Task prompt:
Only lines holding the word "Year" should be copied from the material.

Data listing:
Start

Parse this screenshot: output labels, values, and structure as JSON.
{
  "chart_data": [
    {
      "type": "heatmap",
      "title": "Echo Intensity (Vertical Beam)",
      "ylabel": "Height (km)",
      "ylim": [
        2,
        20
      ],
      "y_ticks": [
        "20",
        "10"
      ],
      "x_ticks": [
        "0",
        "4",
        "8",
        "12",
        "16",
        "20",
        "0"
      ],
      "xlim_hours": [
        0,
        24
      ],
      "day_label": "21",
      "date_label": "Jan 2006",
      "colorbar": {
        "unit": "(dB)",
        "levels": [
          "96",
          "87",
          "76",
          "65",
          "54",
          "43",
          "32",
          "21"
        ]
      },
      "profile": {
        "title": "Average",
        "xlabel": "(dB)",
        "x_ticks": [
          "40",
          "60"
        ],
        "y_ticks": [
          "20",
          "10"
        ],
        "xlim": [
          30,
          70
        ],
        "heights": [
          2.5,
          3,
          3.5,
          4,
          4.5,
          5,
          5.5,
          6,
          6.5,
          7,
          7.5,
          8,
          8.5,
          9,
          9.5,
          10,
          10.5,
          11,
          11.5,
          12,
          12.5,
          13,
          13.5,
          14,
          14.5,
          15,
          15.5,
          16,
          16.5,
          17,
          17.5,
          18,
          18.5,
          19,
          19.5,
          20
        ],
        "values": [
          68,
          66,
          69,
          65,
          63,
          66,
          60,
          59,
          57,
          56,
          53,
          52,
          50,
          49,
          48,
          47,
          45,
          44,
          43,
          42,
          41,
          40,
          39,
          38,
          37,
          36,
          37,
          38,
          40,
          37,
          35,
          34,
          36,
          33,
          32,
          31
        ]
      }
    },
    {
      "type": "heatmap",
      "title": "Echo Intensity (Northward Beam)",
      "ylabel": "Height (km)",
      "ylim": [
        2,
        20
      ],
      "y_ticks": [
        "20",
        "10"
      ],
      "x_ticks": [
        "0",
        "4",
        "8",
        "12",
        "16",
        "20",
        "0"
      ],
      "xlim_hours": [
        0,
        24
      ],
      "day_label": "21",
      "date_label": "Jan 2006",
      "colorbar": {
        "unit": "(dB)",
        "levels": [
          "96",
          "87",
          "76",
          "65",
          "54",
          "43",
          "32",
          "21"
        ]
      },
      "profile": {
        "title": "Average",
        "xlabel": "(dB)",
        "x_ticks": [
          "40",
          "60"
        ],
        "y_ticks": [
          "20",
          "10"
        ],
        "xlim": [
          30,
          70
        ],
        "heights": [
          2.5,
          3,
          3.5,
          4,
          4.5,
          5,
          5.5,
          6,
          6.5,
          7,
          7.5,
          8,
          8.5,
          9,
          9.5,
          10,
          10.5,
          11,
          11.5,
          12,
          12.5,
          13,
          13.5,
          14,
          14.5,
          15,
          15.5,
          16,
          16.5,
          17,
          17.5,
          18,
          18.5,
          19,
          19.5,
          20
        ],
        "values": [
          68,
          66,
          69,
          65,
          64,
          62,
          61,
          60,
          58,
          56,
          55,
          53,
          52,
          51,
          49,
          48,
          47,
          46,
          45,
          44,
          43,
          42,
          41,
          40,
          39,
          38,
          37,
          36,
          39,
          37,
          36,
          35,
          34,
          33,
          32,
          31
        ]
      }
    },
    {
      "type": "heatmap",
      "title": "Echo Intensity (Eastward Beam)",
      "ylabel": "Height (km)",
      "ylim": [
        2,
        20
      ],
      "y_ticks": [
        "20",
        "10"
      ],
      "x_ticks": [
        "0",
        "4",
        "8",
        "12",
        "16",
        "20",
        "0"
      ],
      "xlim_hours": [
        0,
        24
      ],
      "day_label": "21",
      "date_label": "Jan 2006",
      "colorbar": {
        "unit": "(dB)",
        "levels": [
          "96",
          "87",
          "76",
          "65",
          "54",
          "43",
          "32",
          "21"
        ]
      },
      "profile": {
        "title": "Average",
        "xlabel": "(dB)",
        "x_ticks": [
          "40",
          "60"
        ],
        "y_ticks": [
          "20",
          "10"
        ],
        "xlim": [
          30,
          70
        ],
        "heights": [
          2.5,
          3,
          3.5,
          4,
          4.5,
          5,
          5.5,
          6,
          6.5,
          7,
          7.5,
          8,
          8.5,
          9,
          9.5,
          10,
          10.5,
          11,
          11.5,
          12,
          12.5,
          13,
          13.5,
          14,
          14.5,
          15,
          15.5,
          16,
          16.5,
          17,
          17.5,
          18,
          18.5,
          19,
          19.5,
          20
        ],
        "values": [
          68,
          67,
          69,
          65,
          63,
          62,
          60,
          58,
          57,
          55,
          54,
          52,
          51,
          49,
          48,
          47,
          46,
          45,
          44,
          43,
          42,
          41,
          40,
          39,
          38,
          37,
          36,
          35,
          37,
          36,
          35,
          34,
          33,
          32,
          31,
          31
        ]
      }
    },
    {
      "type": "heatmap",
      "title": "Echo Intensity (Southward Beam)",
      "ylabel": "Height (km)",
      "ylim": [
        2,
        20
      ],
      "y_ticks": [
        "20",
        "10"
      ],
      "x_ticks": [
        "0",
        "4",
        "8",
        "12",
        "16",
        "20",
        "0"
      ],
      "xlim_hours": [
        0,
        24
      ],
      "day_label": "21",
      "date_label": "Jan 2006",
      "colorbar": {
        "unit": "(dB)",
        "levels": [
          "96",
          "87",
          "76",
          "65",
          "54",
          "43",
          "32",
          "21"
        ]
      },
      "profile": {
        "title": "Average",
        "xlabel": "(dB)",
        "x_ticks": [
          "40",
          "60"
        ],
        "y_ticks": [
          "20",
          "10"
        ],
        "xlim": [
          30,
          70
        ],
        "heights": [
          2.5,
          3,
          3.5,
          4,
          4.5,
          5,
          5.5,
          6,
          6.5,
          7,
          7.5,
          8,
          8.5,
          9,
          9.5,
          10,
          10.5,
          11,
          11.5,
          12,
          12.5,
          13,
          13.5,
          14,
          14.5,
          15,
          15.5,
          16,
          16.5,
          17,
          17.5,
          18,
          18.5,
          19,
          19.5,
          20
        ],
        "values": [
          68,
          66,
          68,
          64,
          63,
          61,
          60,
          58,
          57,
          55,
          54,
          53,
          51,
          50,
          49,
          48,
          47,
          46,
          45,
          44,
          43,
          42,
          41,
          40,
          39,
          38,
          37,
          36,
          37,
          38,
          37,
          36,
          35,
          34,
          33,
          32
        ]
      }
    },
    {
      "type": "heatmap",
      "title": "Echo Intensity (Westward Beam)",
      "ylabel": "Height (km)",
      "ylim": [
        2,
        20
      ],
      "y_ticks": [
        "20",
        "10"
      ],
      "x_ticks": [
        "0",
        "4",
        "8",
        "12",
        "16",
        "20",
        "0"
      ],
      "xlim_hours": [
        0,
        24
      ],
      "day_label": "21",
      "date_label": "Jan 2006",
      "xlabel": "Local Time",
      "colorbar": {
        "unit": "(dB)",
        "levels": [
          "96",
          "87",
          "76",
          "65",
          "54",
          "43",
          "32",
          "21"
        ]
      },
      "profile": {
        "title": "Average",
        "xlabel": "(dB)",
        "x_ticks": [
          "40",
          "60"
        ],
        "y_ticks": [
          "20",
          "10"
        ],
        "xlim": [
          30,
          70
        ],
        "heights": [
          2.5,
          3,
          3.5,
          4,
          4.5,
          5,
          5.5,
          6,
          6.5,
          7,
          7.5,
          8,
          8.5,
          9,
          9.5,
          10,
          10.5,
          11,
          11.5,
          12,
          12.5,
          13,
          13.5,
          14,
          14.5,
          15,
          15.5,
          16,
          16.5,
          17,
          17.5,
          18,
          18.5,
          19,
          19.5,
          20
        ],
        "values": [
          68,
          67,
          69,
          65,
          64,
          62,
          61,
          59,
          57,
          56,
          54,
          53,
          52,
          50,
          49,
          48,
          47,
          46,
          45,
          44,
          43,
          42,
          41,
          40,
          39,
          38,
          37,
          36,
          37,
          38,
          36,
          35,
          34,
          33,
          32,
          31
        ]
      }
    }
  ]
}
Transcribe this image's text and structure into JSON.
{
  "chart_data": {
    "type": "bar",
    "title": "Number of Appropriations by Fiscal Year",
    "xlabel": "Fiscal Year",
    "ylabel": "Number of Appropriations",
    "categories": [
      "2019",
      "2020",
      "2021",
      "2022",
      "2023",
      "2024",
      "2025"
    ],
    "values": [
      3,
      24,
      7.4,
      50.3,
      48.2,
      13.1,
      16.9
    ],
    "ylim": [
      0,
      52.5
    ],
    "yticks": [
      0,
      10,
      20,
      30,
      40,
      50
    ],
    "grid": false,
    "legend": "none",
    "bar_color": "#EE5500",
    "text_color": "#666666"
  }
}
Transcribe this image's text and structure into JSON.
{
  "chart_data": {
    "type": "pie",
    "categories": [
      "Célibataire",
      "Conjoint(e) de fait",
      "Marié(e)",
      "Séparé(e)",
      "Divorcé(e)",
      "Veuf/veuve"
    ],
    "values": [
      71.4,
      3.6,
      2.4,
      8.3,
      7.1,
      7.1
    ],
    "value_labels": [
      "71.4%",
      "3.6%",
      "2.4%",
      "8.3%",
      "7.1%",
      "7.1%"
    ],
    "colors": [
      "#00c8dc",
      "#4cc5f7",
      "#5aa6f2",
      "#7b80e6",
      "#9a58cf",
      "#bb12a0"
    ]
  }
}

End

Written solution:
    "title": "Number of Appropriations by Fiscal Year",
    "xlabel": "Fiscal Year",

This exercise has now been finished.